> **Your instructions**: Transcribe the records below exactly as they appear.
[Begin Excerpted records]
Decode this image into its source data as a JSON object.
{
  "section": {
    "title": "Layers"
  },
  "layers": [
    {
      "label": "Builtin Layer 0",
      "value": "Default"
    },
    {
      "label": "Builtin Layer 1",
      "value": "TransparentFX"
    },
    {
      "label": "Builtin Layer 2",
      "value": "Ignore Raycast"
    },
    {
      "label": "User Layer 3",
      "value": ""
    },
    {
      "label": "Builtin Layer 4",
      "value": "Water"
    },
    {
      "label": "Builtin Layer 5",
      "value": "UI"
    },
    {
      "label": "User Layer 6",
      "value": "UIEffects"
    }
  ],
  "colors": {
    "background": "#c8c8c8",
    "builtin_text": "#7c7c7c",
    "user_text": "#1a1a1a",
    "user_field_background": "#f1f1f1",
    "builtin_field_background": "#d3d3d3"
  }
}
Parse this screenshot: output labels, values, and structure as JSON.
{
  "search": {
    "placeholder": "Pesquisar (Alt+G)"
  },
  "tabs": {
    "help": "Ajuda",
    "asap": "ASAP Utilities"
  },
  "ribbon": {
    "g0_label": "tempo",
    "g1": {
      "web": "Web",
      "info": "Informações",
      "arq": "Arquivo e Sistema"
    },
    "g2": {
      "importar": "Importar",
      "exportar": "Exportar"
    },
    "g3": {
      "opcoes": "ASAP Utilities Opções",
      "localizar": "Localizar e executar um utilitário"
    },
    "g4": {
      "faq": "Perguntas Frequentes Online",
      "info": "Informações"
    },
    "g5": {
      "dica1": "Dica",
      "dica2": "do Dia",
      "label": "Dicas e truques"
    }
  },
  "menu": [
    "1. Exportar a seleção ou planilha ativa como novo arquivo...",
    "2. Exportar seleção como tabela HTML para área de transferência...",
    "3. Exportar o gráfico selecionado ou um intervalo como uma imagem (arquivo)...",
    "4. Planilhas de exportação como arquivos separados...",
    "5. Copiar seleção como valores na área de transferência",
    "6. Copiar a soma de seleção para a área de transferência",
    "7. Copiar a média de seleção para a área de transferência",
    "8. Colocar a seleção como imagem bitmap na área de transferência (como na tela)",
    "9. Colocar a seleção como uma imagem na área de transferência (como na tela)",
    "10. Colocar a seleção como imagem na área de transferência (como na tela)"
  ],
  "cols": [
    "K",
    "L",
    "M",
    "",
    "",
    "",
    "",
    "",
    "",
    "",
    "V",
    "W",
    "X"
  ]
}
[End Excerpted records]
> **Result**:
Decode this image into its source data as a JSON object.
{
  "section": {
    "title": "Layers"
  },
  "layers": [
    {
      "label": "Builtin Layer 0",
      "value": "Default"
    },
    {
      "label": "Builtin Layer 1",
      "value": "TransparentFX"
    },
    {
      "label": "Builtin Layer 2",
      "value": "Ignore Raycast"
    },
    {
      "label": "User Layer 3",
      "value": ""
    },
    {
      "label": "Builtin Layer 4",
      "value": "Water"
    },
    {
      "label": "Builtin Layer 5",
      "value": "UI"
    },
    {
      "label": "User Layer 6",
      "value": "UIEffects"
    }
  ],
  "colors": {
    "background": "#c8c8c8",
    "builtin_text": "#7c7c7c",
    "user_text": "#1a1a1a",
    "user_field_background": "#f1f1f1",
    "builtin_field_background": "#d3d3d3"
  }
}
Parse this screenshot: output labels, values, and structure as JSON.
{
  "search": {
    "placeholder": "Pesquisar (Alt+G)"
  },
  "tabs": {
    "help": "Ajuda",
    "asap": "ASAP Utilities"
  },
  "ribbon": {
    "g0_label": "tempo",
    "g1": {
      "web": "Web",
      "info": "Informações",
      "arq": "Arquivo e Sistema"
    },
    "g2": {
      "importar": "Importar",
      "exportar": "Exportar"
    },
    "g3": {
      "opcoes": "ASAP Utilities Opções",
      "localizar": "Localizar e executar um utilitário"
    },
    "g4": {
      "faq": "Perguntas Frequentes Online",
      "info": "Informações"
    },
    "g5": {
      "dica1": "Dica",
      "dica2": "do Dia",
      "label": "Dicas e truques"
    }
  },
  "menu": [
    "1. Exportar a seleção ou planilha ativa como novo arquivo...",
    "2. Exportar seleção como tabela HTML para área de transferência...",
    "3. Exportar o gráfico selecionado ou um intervalo como uma imagem (arquivo)...",
    "4. Planilhas de exportação como arquivos separados...",
    "5. Copiar seleção como valores na área de transferência",
    "6. Copiar a soma de seleção para a área de transferência",
    "7. Copiar a média de seleção para a área de transferência",
    "8. Colocar a seleção como imagem bitmap na área de transferência (como na tela)",
    "9. Colocar a seleção como uma imagem na área de transferência (como na tela)",
    "10. Colocar a seleção como imagem na área de transferência (como na tela)"
  ],
  "cols": [
    "K",
    "L",
    "M",
    "",
    "",
    "",
    "",
    "",
    "",
    "",
    "V",
    "W",
    "X"
  ]
}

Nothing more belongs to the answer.